▸ **INSTRUCTION**
Images excluded, repeat each entry below exactly.

▸ **EXTRACTED RECORDS**
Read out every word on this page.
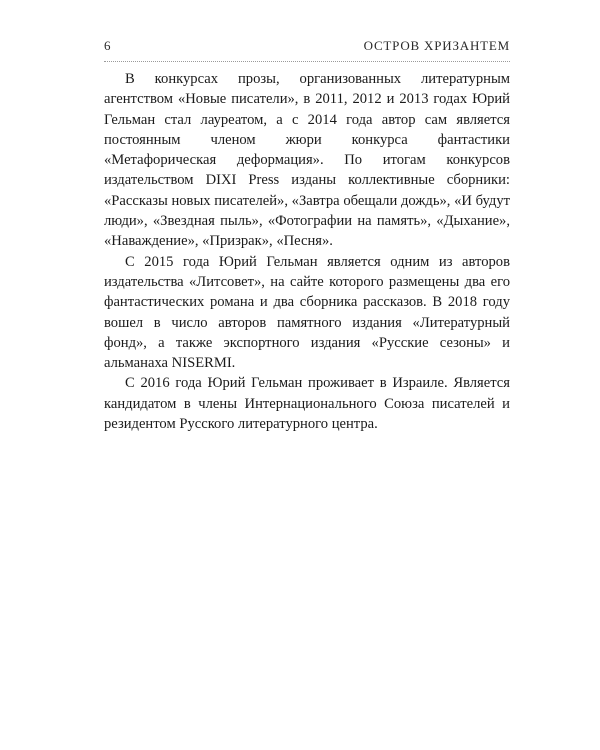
6	ОСТРОВ ХРИЗАНТЕМ

В конкурсах прозы, организованных литературным агентством «Новые писатели», в 2011, 2012 и 2013 годах Юрий Гельман стал лауреатом, а с 2014 года автор сам является постоянным членом жюри конкурса фантастики «Метафорическая деформация». По итогам конкурсов издательством DIXI Press изданы коллективные сборники: «Рассказы новых писателей», «Завтра обещали дождь», «И будут люди», «Звездная пыль», «Фотографии на память», «Дыхание», «Наваждение», «Призрак», «Песня».

С 2015 года Юрий Гельман является одним из авторов издательства «Литсовет», на сайте которого размещены два его фантастических романа и два сборника рассказов. В 2018 году вошел в число авторов памятного издания «Литературный фонд», а также экспортного издания «Русские сезоны» и альманаха NISERMI.

С 2016 года Юрий Гельман проживает в Израиле. Является кандидатом в члены Интернационального Союза писателей и резидентом Русского литературного центра.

▸ **ANSWER TO THE PROBLEM**
Read out every word on this page.
6	ОСТРОВ ХРИЗАНТЕМ

В конкурсах прозы, организованных литературным агентством «Новые писатели», в 2011, 2012 и 2013 годах Юрий Гельман стал лауреатом, а с 2014 года автор сам является постоянным членом жюри конкурса фантастики «Метафорическая деформация». По итогам конкурсов издательством DIXI Press изданы коллективные сборники: «Рассказы новых писателей», «Завтра обещали дождь», «И будут люди», «Звездная пыль», «Фотографии на память», «Дыхание», «Наваждение», «Призрак», «Песня».

С 2015 года Юрий Гельман является одним из авторов издательства «Литсовет», на сайте которого размещены два его фантастических романа и два сборника рассказов. В 2018 году вошел в число авторов памятного издания «Литературный фонд», а также экспортного издания «Русские сезоны» и альманаха NISERMI.

С 2016 года Юрий Гельман проживает в Израиле. Является кандидатом в члены Интернационального Союза писателей и резидентом Русского литературного центра.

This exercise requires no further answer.